▶ THE INPUT
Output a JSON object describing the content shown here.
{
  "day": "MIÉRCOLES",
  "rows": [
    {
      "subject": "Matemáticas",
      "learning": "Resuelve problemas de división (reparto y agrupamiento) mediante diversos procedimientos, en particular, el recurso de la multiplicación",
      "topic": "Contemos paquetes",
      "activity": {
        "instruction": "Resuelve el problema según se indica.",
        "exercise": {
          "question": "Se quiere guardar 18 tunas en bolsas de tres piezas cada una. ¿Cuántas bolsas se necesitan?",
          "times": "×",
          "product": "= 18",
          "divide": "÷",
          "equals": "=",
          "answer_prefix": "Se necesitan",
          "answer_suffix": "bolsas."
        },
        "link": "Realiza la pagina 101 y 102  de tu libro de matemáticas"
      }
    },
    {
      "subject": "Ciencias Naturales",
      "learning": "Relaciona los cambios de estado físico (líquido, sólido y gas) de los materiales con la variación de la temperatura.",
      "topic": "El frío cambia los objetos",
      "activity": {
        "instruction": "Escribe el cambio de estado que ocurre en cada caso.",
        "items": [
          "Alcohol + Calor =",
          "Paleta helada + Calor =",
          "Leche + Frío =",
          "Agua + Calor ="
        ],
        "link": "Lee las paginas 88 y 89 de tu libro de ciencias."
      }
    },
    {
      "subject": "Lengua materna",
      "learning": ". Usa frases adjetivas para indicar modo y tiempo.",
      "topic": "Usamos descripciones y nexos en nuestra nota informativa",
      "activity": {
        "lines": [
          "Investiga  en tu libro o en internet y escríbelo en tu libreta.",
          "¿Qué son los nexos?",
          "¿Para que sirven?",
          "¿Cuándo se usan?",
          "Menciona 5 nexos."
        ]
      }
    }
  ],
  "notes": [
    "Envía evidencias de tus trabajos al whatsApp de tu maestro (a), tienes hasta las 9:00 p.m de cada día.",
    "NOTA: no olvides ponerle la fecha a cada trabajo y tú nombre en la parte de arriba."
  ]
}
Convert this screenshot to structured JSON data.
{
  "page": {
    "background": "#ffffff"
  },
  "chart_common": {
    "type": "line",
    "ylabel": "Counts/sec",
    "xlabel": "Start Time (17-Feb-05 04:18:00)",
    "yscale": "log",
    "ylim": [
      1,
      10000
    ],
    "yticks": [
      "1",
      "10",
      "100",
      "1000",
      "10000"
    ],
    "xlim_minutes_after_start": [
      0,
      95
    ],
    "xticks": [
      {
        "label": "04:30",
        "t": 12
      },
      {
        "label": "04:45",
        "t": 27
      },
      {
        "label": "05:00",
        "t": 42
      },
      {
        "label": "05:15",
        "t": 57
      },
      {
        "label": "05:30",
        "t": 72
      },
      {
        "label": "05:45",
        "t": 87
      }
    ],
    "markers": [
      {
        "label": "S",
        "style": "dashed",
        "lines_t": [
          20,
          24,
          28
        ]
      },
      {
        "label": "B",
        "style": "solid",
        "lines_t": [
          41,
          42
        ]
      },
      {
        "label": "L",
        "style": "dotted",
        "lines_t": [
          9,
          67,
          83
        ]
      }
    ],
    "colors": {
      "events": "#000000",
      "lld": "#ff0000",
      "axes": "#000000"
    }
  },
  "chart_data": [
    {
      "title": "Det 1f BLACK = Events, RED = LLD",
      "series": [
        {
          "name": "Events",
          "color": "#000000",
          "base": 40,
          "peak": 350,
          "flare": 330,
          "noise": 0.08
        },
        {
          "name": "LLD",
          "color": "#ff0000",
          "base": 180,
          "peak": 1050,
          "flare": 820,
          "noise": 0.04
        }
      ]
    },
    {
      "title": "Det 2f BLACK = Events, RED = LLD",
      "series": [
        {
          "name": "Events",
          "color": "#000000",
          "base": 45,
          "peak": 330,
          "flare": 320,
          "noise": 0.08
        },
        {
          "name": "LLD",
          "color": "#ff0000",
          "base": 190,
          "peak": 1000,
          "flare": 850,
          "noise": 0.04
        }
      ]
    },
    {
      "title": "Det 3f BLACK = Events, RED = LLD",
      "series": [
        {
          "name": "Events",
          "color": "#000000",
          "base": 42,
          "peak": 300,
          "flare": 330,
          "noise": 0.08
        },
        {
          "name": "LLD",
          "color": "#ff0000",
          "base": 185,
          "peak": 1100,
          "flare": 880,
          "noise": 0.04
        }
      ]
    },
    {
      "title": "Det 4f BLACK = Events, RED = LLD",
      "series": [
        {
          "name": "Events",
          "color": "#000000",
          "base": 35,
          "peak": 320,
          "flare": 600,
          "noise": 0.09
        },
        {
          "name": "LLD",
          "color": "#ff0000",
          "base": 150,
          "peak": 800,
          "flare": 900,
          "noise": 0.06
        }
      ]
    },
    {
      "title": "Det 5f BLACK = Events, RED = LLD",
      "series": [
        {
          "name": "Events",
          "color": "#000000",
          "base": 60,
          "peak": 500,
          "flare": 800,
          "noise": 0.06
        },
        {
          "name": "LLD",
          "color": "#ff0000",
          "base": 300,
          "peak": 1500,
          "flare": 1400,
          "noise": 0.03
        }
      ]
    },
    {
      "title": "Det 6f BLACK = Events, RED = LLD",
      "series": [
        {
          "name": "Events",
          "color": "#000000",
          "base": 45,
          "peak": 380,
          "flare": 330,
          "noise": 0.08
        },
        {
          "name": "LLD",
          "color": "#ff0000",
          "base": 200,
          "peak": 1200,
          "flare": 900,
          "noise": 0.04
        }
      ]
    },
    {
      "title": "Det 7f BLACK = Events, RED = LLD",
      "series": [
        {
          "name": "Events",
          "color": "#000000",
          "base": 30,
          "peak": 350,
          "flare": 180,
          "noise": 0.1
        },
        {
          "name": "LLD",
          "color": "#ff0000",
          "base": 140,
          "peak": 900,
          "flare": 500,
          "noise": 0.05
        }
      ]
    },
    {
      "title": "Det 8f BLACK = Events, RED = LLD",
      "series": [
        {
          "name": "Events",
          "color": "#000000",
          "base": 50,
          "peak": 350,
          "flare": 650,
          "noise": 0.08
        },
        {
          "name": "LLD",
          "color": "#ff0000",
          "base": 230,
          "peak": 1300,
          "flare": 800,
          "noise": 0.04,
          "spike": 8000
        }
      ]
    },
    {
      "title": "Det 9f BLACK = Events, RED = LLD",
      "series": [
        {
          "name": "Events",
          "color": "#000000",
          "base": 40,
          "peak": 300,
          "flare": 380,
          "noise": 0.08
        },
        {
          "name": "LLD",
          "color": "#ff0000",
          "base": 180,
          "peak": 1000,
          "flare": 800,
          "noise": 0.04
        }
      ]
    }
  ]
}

▶ DESCRIPTION OF THE TASK
Write out the complete set of records exactly as given.

▶ RESULT FOR THIS EXERCISE
Output a JSON object describing the content shown here.
{
  "day": "MIÉRCOLES",
  "rows": [
    {
      "subject": "Matemáticas",
      "learning": "Resuelve problemas de división (reparto y agrupamiento) mediante diversos procedimientos, en particular, el recurso de la multiplicación",
      "topic": "Contemos paquetes",
      "activity": {
        "instruction": "Resuelve el problema según se indica.",
        "exercise": {
          "question": "Se quiere guardar 18 tunas en bolsas de tres piezas cada una. ¿Cuántas bolsas se necesitan?",
          "times": "×",
          "product": "= 18",
          "divide": "÷",
          "equals": "=",
          "answer_prefix": "Se necesitan",
          "answer_suffix": "bolsas."
        },
        "link": "Realiza la pagina 101 y 102  de tu libro de matemáticas"
      }
    },
    {
      "subject": "Ciencias Naturales",
      "learning": "Relaciona los cambios de estado físico (líquido, sólido y gas) de los materiales con la variación de la temperatura.",
      "topic": "El frío cambia los objetos",
      "activity": {
        "instruction": "Escribe el cambio de estado que ocurre en cada caso.",
        "items": [
          "Alcohol + Calor =",
          "Paleta helada + Calor =",
          "Leche + Frío =",
          "Agua + Calor ="
        ],
        "link": "Lee las paginas 88 y 89 de tu libro de ciencias."
      }
    },
    {
      "subject": "Lengua materna",
      "learning": ". Usa frases adjetivas para indicar modo y tiempo.",
      "topic": "Usamos descripciones y nexos en nuestra nota informativa",
      "activity": {
        "lines": [
          "Investiga  en tu libro o en internet y escríbelo en tu libreta.",
          "¿Qué son los nexos?",
          "¿Para que sirven?",
          "¿Cuándo se usan?",
          "Menciona 5 nexos."
        ]
      }
    }
  ],
  "notes": [
    "Envía evidencias de tus trabajos al whatsApp de tu maestro (a), tienes hasta las 9:00 p.m de cada día.",
    "NOTA: no olvides ponerle la fecha a cada trabajo y tú nombre en la parte de arriba."
  ]
}
Convert this screenshot to structured JSON data.
{
  "page": {
    "background": "#ffffff"
  },
  "chart_common": {
    "type": "line",
    "ylabel": "Counts/sec",
    "xlabel": "Start Time (17-Feb-05 04:18:00)",
    "yscale": "log",
    "ylim": [
      1,
      10000
    ],
    "yticks": [
      "1",
      "10",
      "100",
      "1000",
      "10000"
    ],
    "xlim_minutes_after_start": [
      0,
      95
    ],
    "xticks": [
      {
        "label": "04:30",
        "t": 12
      },
      {
        "label": "04:45",
        "t": 27
      },
      {
        "label": "05:00",
        "t": 42
      },
      {
        "label": "05:15",
        "t": 57
      },
      {
        "label": "05:30",
        "t": 72
      },
      {
        "label": "05:45",
        "t": 87
      }
    ],
    "markers": [
      {
        "label": "S",
        "style": "dashed",
        "lines_t": [
          20,
          24,
          28
        ]
      },
      {
        "label": "B",
        "style": "solid",
        "lines_t": [
          41,
          42
        ]
      },
      {
        "label": "L",
        "style": "dotted",
        "lines_t": [
          9,
          67,
          83
        ]
      }
    ],
    "colors": {
      "events": "#000000",
      "lld": "#ff0000",
      "axes": "#000000"
    }
  },
  "chart_data": [
    {
      "title": "Det 1f BLACK = Events, RED = LLD",
      "series": [
        {
          "name": "Events",
          "color": "#000000",
          "base": 40,
          "peak": 350,
          "flare": 330,
          "noise": 0.08
        },
        {
          "name": "LLD",
          "color": "#ff0000",
          "base": 180,
          "peak": 1050,
          "flare": 820,
          "noise": 0.04
        }
      ]
    },
    {
      "title": "Det 2f BLACK = Events, RED = LLD",
      "series": [
        {
          "name": "Events",
          "color": "#000000",
          "base": 45,
          "peak": 330,
          "flare": 320,
          "noise": 0.08
        },
        {
          "name": "LLD",
          "color": "#ff0000",
          "base": 190,
          "peak": 1000,
          "flare": 850,
          "noise": 0.04
        }
      ]
    },
    {
      "title": "Det 3f BLACK = Events, RED = LLD",
      "series": [
        {
          "name": "Events",
          "color": "#000000",
          "base": 42,
          "peak": 300,
          "flare": 330,
          "noise": 0.08
        },
        {
          "name": "LLD",
          "color": "#ff0000",
          "base": 185,
          "peak": 1100,
          "flare": 880,
          "noise": 0.04
        }
      ]
    },
    {
      "title": "Det 4f BLACK = Events, RED = LLD",
      "series": [
        {
          "name": "Events",
          "color": "#000000",
          "base": 35,
          "peak": 320,
          "flare": 600,
          "noise": 0.09
        },
        {
          "name": "LLD",
          "color": "#ff0000",
          "base": 150,
          "peak": 800,
          "flare": 900,
          "noise": 0.06
        }
      ]
    },
    {
      "title": "Det 5f BLACK = Events, RED = LLD",
      "series": [
        {
          "name": "Events",
          "color": "#000000",
          "base": 60,
          "peak": 500,
          "flare": 800,
          "noise": 0.06
        },
        {
          "name": "LLD",
          "color": "#ff0000",
          "base": 300,
          "peak": 1500,
          "flare": 1400,
          "noise": 0.03
        }
      ]
    },
    {
      "title": "Det 6f BLACK = Events, RED = LLD",
      "series": [
        {
          "name": "Events",
          "color": "#000000",
          "base": 45,
          "peak": 380,
          "flare": 330,
          "noise": 0.08
        },
        {
          "name": "LLD",
          "color": "#ff0000",
          "base": 200,
          "peak": 1200,
          "flare": 900,
          "noise": 0.04
        }
      ]
    },
    {
      "title": "Det 7f BLACK = Events, RED = LLD",
      "series": [
        {
          "name": "Events",
          "color": "#000000",
          "base": 30,
          "peak": 350,
          "flare": 180,
          "noise": 0.1
        },
        {
          "name": "LLD",
          "color": "#ff0000",
          "base": 140,
          "peak": 900,
          "flare": 500,
          "noise": 0.05
        }
      ]
    },
    {
      "title": "Det 8f BLACK = Events, RED = LLD",
      "series": [
        {
          "name": "Events",
          "color": "#000000",
          "base": 50,
          "peak": 350,
          "flare": 650,
          "noise": 0.08
        },
        {
          "name": "LLD",
          "color": "#ff0000",
          "base": 230,
          "peak": 1300,
          "flare": 800,
          "noise": 0.04,
          "spike": 8000
        }
      ]
    },
    {
      "title": "Det 9f BLACK = Events, RED = LLD",
      "series": [
        {
          "name": "Events",
          "color": "#000000",
          "base": 40,
          "peak": 300,
          "flare": 380,
          "noise": 0.08
        },
        {
          "name": "LLD",
          "color": "#ff0000",
          "base": 180,
          "peak": 1000,
          "flare": 800,
          "noise": 0.04
        }
      ]
    }
  ]
}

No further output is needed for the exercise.